╭─ Supplied data

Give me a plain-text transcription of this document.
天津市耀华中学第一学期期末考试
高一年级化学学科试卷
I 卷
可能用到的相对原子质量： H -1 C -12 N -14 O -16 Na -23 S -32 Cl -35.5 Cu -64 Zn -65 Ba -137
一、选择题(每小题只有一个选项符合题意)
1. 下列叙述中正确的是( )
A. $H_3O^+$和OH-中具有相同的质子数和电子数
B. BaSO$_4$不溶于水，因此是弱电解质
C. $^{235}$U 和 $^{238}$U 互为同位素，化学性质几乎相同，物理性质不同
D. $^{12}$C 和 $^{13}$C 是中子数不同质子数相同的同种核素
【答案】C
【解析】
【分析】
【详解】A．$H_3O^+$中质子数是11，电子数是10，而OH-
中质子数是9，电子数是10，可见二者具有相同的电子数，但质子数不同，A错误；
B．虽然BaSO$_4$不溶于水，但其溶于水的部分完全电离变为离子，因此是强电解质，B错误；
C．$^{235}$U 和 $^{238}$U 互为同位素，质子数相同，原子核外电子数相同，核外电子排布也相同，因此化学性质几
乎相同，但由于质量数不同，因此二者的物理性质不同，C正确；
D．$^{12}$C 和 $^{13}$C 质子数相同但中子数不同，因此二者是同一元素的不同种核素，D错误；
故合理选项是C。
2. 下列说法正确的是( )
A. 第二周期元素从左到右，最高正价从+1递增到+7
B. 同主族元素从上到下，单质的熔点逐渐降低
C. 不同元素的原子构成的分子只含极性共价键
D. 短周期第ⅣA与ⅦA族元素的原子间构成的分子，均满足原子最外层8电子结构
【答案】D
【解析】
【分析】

╰─

Exactly reproduce every line found in the records.

▶ The response:
Give me a plain-text transcription of this document.
天津市耀华中学第一学期期末考试
高一年级化学学科试卷
I 卷
可能用到的相对原子质量： H -1 C -12 N -14 O -16 Na -23 S -32 Cl -35.5 Cu -64 Zn -65 Ba -137
一、选择题(每小题只有一个选项符合题意)
1. 下列叙述中正确的是( )
A. $H_3O^+$和OH-中具有相同的质子数和电子数
B. BaSO$_4$不溶于水，因此是弱电解质
C. $^{235}$U 和 $^{238}$U 互为同位素，化学性质几乎相同，物理性质不同
D. $^{12}$C 和 $^{13}$C 是中子数不同质子数相同的同种核素
【答案】C
【解析】
【分析】
【详解】A．$H_3O^+$中质子数是11，电子数是10，而OH-
中质子数是9，电子数是10，可见二者具有相同的电子数，但质子数不同，A错误；
B．虽然BaSO$_4$不溶于水，但其溶于水的部分完全电离变为离子，因此是强电解质，B错误；
C．$^{235}$U 和 $^{238}$U 互为同位素，质子数相同，原子核外电子数相同，核外电子排布也相同，因此化学性质几
乎相同，但由于质量数不同，因此二者的物理性质不同，C正确；
D．$^{12}$C 和 $^{13}$C 质子数相同但中子数不同，因此二者是同一元素的不同种核素，D错误；
故合理选项是C。
2. 下列说法正确的是( )
A. 第二周期元素从左到右，最高正价从+1递增到+7
B. 同主族元素从上到下，单质的熔点逐渐降低
C. 不同元素的原子构成的分子只含极性共价键
D. 短周期第ⅣA与ⅦA族元素的原子间构成的分子，均满足原子最外层8电子结构
【答案】D
【解析】
【分析】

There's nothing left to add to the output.